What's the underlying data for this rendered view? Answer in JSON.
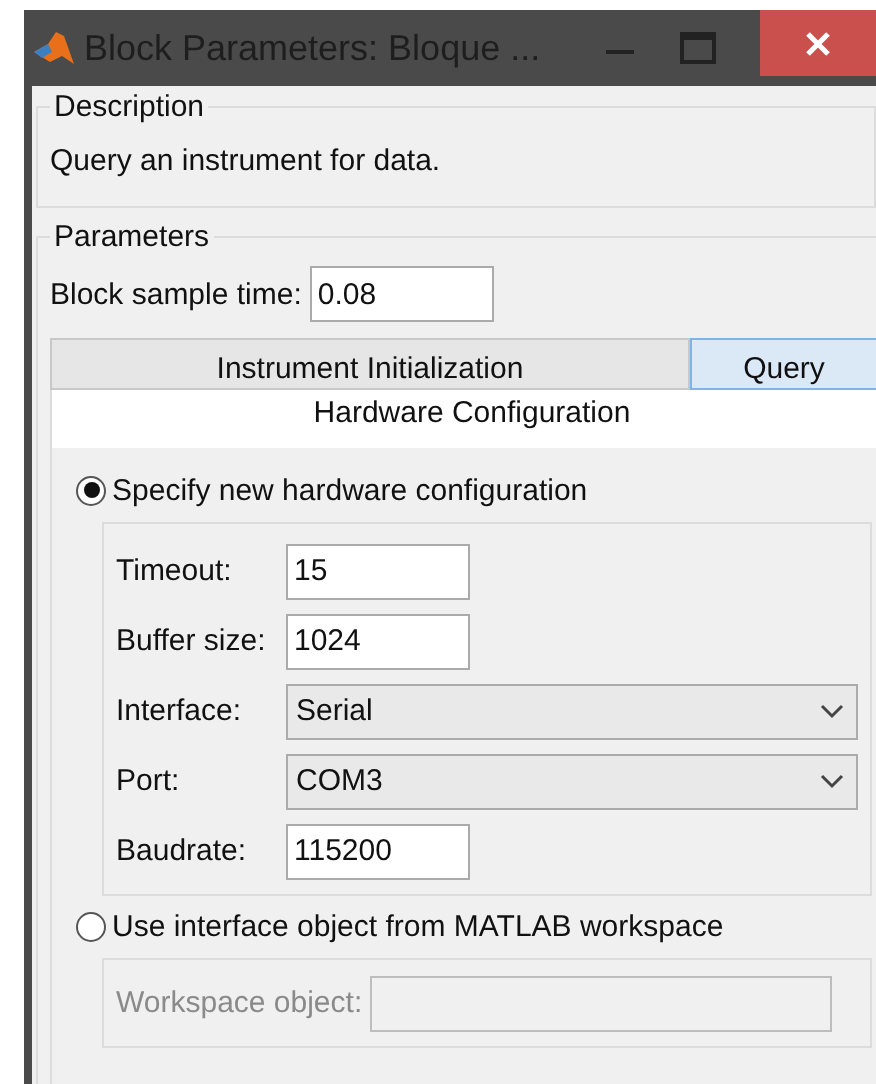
{
  "window": {
    "title": "Block Parameters: Bloque ..."
  },
  "description": {
    "legend": "Description",
    "text": "Query an instrument for data."
  },
  "parameters": {
    "legend": "Parameters",
    "sample_time": {
      "label": "Block sample time:",
      "value": "0.08"
    }
  },
  "tabs": [
    {
      "label": "Instrument Initialization",
      "selected": false
    },
    {
      "label": "Query",
      "selected": true
    }
  ],
  "panel": {
    "title": "Hardware Configuration",
    "options": [
      {
        "label": "Specify new hardware configuration",
        "selected": true,
        "disabled": false,
        "fields": [
          {
            "kind": "text",
            "label": "Timeout:",
            "value": "15"
          },
          {
            "kind": "text",
            "label": "Buffer size:",
            "value": "1024"
          },
          {
            "kind": "dropdown",
            "label": "Interface:",
            "value": "Serial"
          },
          {
            "kind": "dropdown",
            "label": "Port:",
            "value": "COM3"
          },
          {
            "kind": "text",
            "label": "Baudrate:",
            "value": "115200"
          }
        ]
      },
      {
        "label": "Use interface object from MATLAB workspace",
        "selected": false,
        "disabled": true,
        "fields": [
          {
            "kind": "wide",
            "label": "Workspace object:"
          }
        ]
      }
    ]
  }
}
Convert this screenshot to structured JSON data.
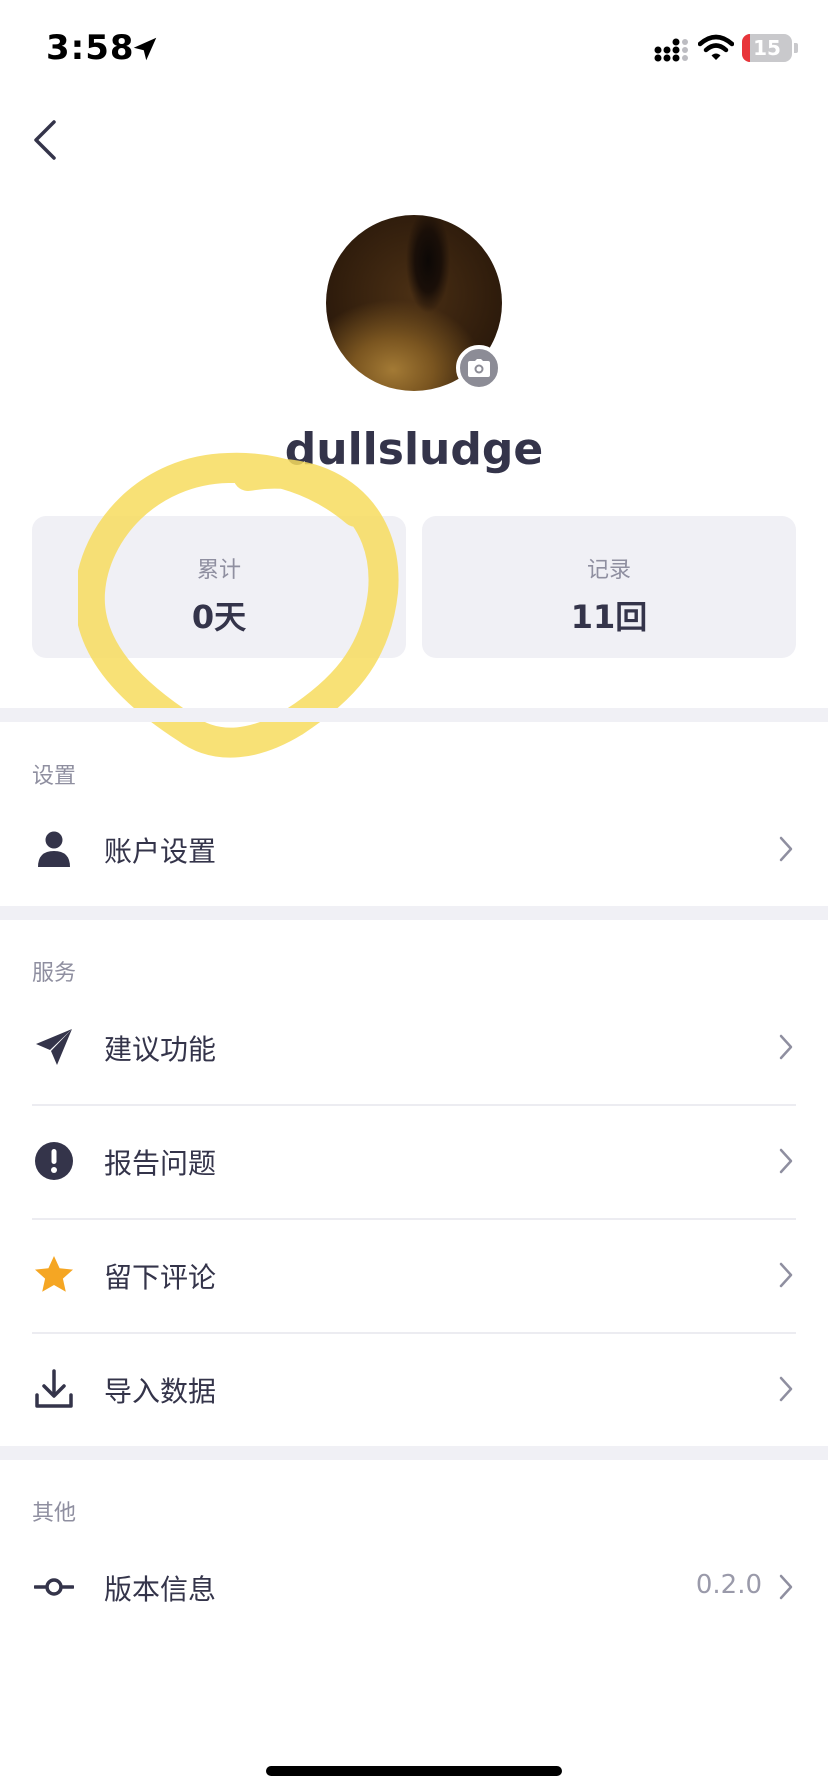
{
  "status_bar": {
    "time": "3:58",
    "battery_level": "15",
    "battery_fraction": 0.15,
    "battery_color": "#e8353a"
  },
  "profile": {
    "username": "dullsludge"
  },
  "stats": [
    {
      "label": "累计",
      "value": "0天"
    },
    {
      "label": "记录",
      "value": "11回"
    }
  ],
  "sections": {
    "settings": {
      "title": "设置",
      "items": [
        {
          "label": "账户设置",
          "icon": "person-icon"
        }
      ]
    },
    "services": {
      "title": "服务",
      "items": [
        {
          "label": "建议功能",
          "icon": "paper-plane-icon"
        },
        {
          "label": "报告问题",
          "icon": "exclamation-circle-icon"
        },
        {
          "label": "留下评论",
          "icon": "star-icon"
        },
        {
          "label": "导入数据",
          "icon": "download-icon"
        }
      ]
    },
    "other": {
      "title": "其他",
      "items": [
        {
          "label": "版本信息",
          "icon": "commit-icon",
          "value": "0.2.0"
        }
      ]
    }
  },
  "colors": {
    "text_primary": "#34344a",
    "text_secondary": "#8f8fa0",
    "card_background": "#f0f0f5",
    "star": "#f5a623",
    "highlight": "#f7dc5e"
  }
}
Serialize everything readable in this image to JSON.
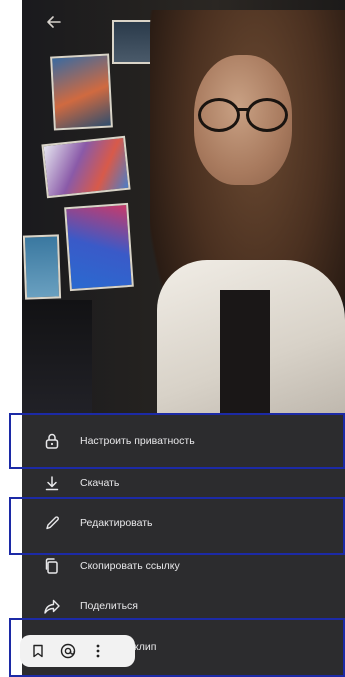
{
  "header": {
    "back_icon": "arrow-left-icon"
  },
  "menu": {
    "items": [
      {
        "label": "Настроить приватность",
        "icon": "lock-icon"
      },
      {
        "label": "Скачать",
        "icon": "download-icon"
      },
      {
        "label": "Редактировать",
        "icon": "pencil-icon"
      },
      {
        "label": "Скопировать ссылку",
        "icon": "copy-icon"
      },
      {
        "label": "Поделиться",
        "icon": "share-icon"
      },
      {
        "label": "клип",
        "icon": "clip-icon"
      }
    ]
  },
  "bottom_bar": {
    "icons": [
      "bookmark-icon",
      "mention-icon",
      "more-vertical-icon"
    ]
  },
  "colors": {
    "menu_bg": "#2c2c2e",
    "menu_text": "#e8e8ea",
    "highlight": "#1c2aa6",
    "bar_bg": "#f2f2f2"
  }
}
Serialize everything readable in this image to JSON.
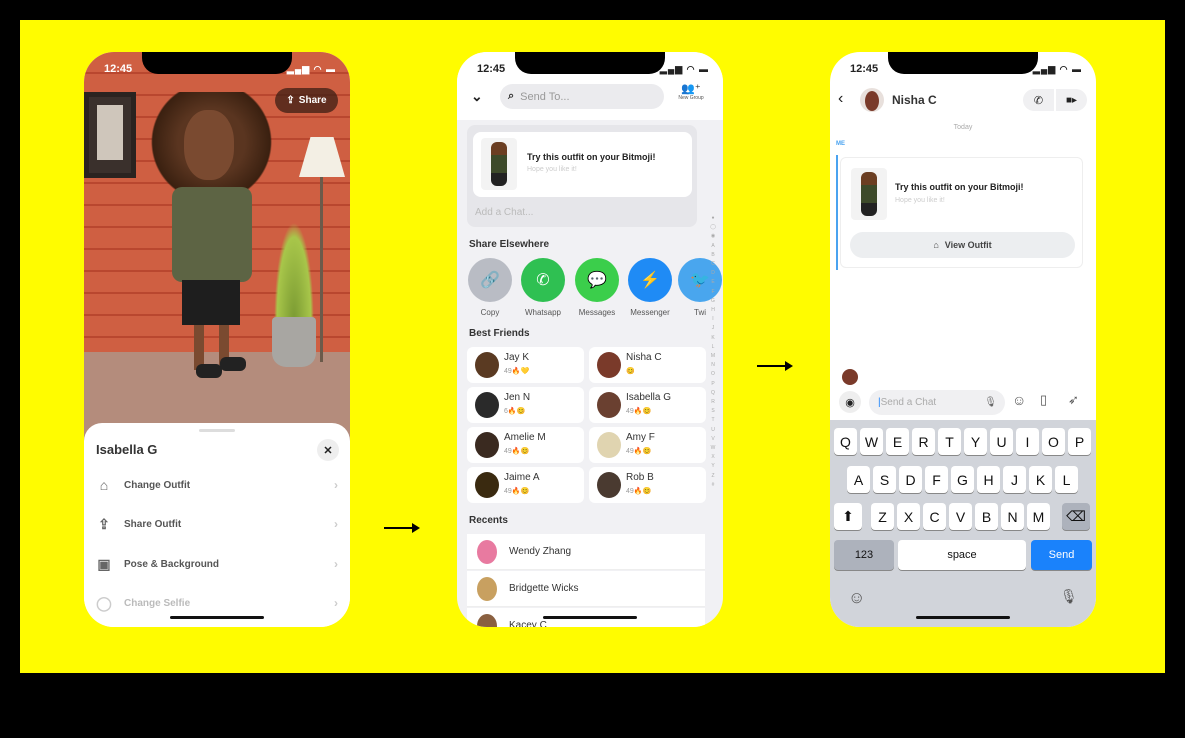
{
  "colors": {
    "brand_yellow": "#FFFC00",
    "send_blue": "#1a82fb",
    "accent_blue": "#4aa3f0"
  },
  "status": {
    "time": "12:45"
  },
  "screen1": {
    "share_button": "Share",
    "sheet_title": "Isabella G",
    "menu": [
      {
        "label": "Change Outfit",
        "icon": "hanger-icon"
      },
      {
        "label": "Share Outfit",
        "icon": "share-icon"
      },
      {
        "label": "Pose & Background",
        "icon": "image-icon"
      },
      {
        "label": "Change Selfie",
        "icon": "selfie-icon"
      }
    ]
  },
  "screen2": {
    "search_placeholder": "Send To...",
    "new_group": "New Group",
    "card_title": "Try this outfit on your Bitmoji!",
    "card_subtitle": "Hope you like it!",
    "add_chat_placeholder": "Add a Chat...",
    "share_heading": "Share Elsewhere",
    "share_targets": [
      {
        "label": "Copy",
        "color": "#b9bcc4",
        "icon": "link-icon"
      },
      {
        "label": "Whatsapp",
        "color": "#2fc052",
        "icon": "whatsapp-icon"
      },
      {
        "label": "Messages",
        "color": "#3bce4b",
        "icon": "message-icon"
      },
      {
        "label": "Messenger",
        "color": "#1f8bf5",
        "icon": "messenger-icon"
      },
      {
        "label": "Twi",
        "color": "#49a6ee",
        "icon": "twitter-icon"
      }
    ],
    "best_friends_heading": "Best Friends",
    "best_friends": [
      {
        "name": "Jay K",
        "streak": "49🔥💛"
      },
      {
        "name": "Nisha C",
        "streak": "😊"
      },
      {
        "name": "Jen N",
        "streak": "6🔥😊"
      },
      {
        "name": "Isabella G",
        "streak": "49🔥😊"
      },
      {
        "name": "Amelie M",
        "streak": "49🔥😊"
      },
      {
        "name": "Amy F",
        "streak": "49🔥😊"
      },
      {
        "name": "Jaime A",
        "streak": "49🔥😊"
      },
      {
        "name": "Rob B",
        "streak": "49🔥😊"
      }
    ],
    "recents_heading": "Recents",
    "recents": [
      "Wendy Zhang",
      "Bridgette Wicks",
      "Kacey C"
    ],
    "alphabet": "A B C D E F G H I J K L M N O P Q R S T U V W X Y Z #"
  },
  "screen3": {
    "contact": "Nisha C",
    "date": "Today",
    "sender": "ME",
    "card_title": "Try this outfit on your Bitmoji!",
    "card_subtitle": "Hope you like it!",
    "view_outfit": "View Outfit",
    "chat_placeholder": "Send a Chat",
    "keyboard": {
      "row1": [
        "Q",
        "W",
        "E",
        "R",
        "T",
        "Y",
        "U",
        "I",
        "O",
        "P"
      ],
      "row2": [
        "A",
        "S",
        "D",
        "F",
        "G",
        "H",
        "J",
        "K",
        "L"
      ],
      "row3": [
        "Z",
        "X",
        "C",
        "V",
        "B",
        "N",
        "M"
      ],
      "numbers": "123",
      "space": "space",
      "send": "Send"
    }
  }
}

_ _ _ _ _

• [SHORT TASK]: Return the full material word for word. Do not include the pictures.

• [SOLUTION TO THIS EXERCISE]:
What's the underlying data for this rendered view? Answer in JSON.
{
  "window": {
    "title": "Block Parameters: Bloque ..."
  },
  "description": {
    "legend": "Description",
    "text": "Query an instrument for data."
  },
  "parameters": {
    "legend": "Parameters",
    "sample_time": {
      "label": "Block sample time:",
      "value": "0.08"
    }
  },
  "tabs": [
    {
      "label": "Instrument Initialization",
      "selected": false
    },
    {
      "label": "Query",
      "selected": true
    }
  ],
  "panel": {
    "title": "Hardware Configuration",
    "options": [
      {
        "label": "Specify new hardware configuration",
        "selected": true,
        "disabled": false,
        "fields": [
          {
            "kind": "text",
            "label": "Timeout:",
            "value": "15"
          },
          {
            "kind": "text",
            "label": "Buffer size:",
            "value": "1024"
          },
          {
            "kind": "dropdown",
            "label": "Interface:",
            "value": "Serial"
          },
          {
            "kind": "dropdown",
            "label": "Port:",
            "value": "COM3"
          },
          {
            "kind": "text",
            "label": "Baudrate:",
            "value": "115200"
          }
        ]
      },
      {
        "label": "Use interface object from MATLAB workspace",
        "selected": false,
        "disabled": true,
        "fields": [
          {
            "kind": "wide",
            "label": "Workspace object:"
          }
        ]
      }
    ]
  }
}
Convert this screenshot to structured JSON data.
{
  "status_bar": {
    "time": "3:58",
    "battery_level": "15",
    "battery_fraction": 0.15,
    "battery_color": "#e8353a"
  },
  "profile": {
    "username": "dullsludge"
  },
  "stats": [
    {
      "label": "累计",
      "value": "0天"
    },
    {
      "label": "记录",
      "value": "11回"
    }
  ],
  "sections": {
    "settings": {
      "title": "设置",
      "items": [
        {
          "label": "账户设置",
          "icon": "person-icon"
        }
      ]
    },
    "services": {
      "title": "服务",
      "items": [
        {
          "label": "建议功能",
          "icon": "paper-plane-icon"
        },
        {
          "label": "报告问题",
          "icon": "exclamation-circle-icon"
        },
        {
          "label": "留下评论",
          "icon": "star-icon"
        },
        {
          "label": "导入数据",
          "icon": "download-icon"
        }
      ]
    },
    "other": {
      "title": "其他",
      "items": [
        {
          "label": "版本信息",
          "icon": "commit-icon",
          "value": "0.2.0"
        }
      ]
    }
  },
  "colors": {
    "text_primary": "#34344a",
    "text_secondary": "#8f8fa0",
    "card_background": "#f0f0f5",
    "star": "#f5a623",
    "highlight": "#f7dc5e"
  }
}
Serialize everything readable in this image to JSON.
{
  "header": {
    "back_icon": "arrow-left-icon"
  },
  "menu": {
    "items": [
      {
        "label": "Настроить приватность",
        "icon": "lock-icon"
      },
      {
        "label": "Скачать",
        "icon": "download-icon"
      },
      {
        "label": "Редактировать",
        "icon": "pencil-icon"
      },
      {
        "label": "Скопировать ссылку",
        "icon": "copy-icon"
      },
      {
        "label": "Поделиться",
        "icon": "share-icon"
      },
      {
        "label": "клип",
        "icon": "clip-icon"
      }
    ]
  },
  "bottom_bar": {
    "icons": [
      "bookmark-icon",
      "mention-icon",
      "more-vertical-icon"
    ]
  },
  "colors": {
    "menu_bg": "#2c2c2e",
    "menu_text": "#e8e8ea",
    "highlight": "#1c2aa6",
    "bar_bg": "#f2f2f2"
  }
}
Serialize everything readable in this image to JSON.
{
  "colors": {
    "brand_yellow": "#FFFC00",
    "send_blue": "#1a82fb",
    "accent_blue": "#4aa3f0"
  },
  "status": {
    "time": "12:45"
  },
  "screen1": {
    "share_button": "Share",
    "sheet_title": "Isabella G",
    "menu": [
      {
        "label": "Change Outfit",
        "icon": "hanger-icon"
      },
      {
        "label": "Share Outfit",
        "icon": "share-icon"
      },
      {
        "label": "Pose & Background",
        "icon": "image-icon"
      },
      {
        "label": "Change Selfie",
        "icon": "selfie-icon"
      }
    ]
  },
  "screen2": {
    "search_placeholder": "Send To...",
    "new_group": "New Group",
    "card_title": "Try this outfit on your Bitmoji!",
    "card_subtitle": "Hope you like it!",
    "add_chat_placeholder": "Add a Chat...",
    "share_heading": "Share Elsewhere",
    "share_targets": [
      {
        "label": "Copy",
        "color": "#b9bcc4",
        "icon": "link-icon"
      },
      {
        "label": "Whatsapp",
        "color": "#2fc052",
        "icon": "whatsapp-icon"
      },
      {
        "label": "Messages",
        "color": "#3bce4b",
        "icon": "message-icon"
      },
      {
        "label": "Messenger",
        "color": "#1f8bf5",
        "icon": "messenger-icon"
      },
      {
        "label": "Twi",
        "color": "#49a6ee",
        "icon": "twitter-icon"
      }
    ],
    "best_friends_heading": "Best Friends",
    "best_friends": [
      {
        "name": "Jay K",
        "streak": "49🔥💛"
      },
      {
        "name": "Nisha C",
        "streak": "😊"
      },
      {
        "name": "Jen N",
        "streak": "6🔥😊"
      },
      {
        "name": "Isabella G",
        "streak": "49🔥😊"
      },
      {
        "name": "Amelie M",
        "streak": "49🔥😊"
      },
      {
        "name": "Amy F",
        "streak": "49🔥😊"
      },
      {
        "name": "Jaime A",
        "streak": "49🔥😊"
      },
      {
        "name": "Rob B",
        "streak": "49🔥😊"
      }
    ],
    "recents_heading": "Recents",
    "recents": [
      "Wendy Zhang",
      "Bridgette Wicks",
      "Kacey C"
    ],
    "alphabet": "A B C D E F G H I J K L M N O P Q R S T U V W X Y Z #"
  },
  "screen3": {
    "contact": "Nisha C",
    "date": "Today",
    "sender": "ME",
    "card_title": "Try this outfit on your Bitmoji!",
    "card_subtitle": "Hope you like it!",
    "view_outfit": "View Outfit",
    "chat_placeholder": "Send a Chat",
    "keyboard": {
      "row1": [
        "Q",
        "W",
        "E",
        "R",
        "T",
        "Y",
        "U",
        "I",
        "O",
        "P"
      ],
      "row2": [
        "A",
        "S",
        "D",
        "F",
        "G",
        "H",
        "J",
        "K",
        "L"
      ],
      "row3": [
        "Z",
        "X",
        "C",
        "V",
        "B",
        "N",
        "M"
      ],
      "numbers": "123",
      "space": "space",
      "send": "Send"
    }
  }
}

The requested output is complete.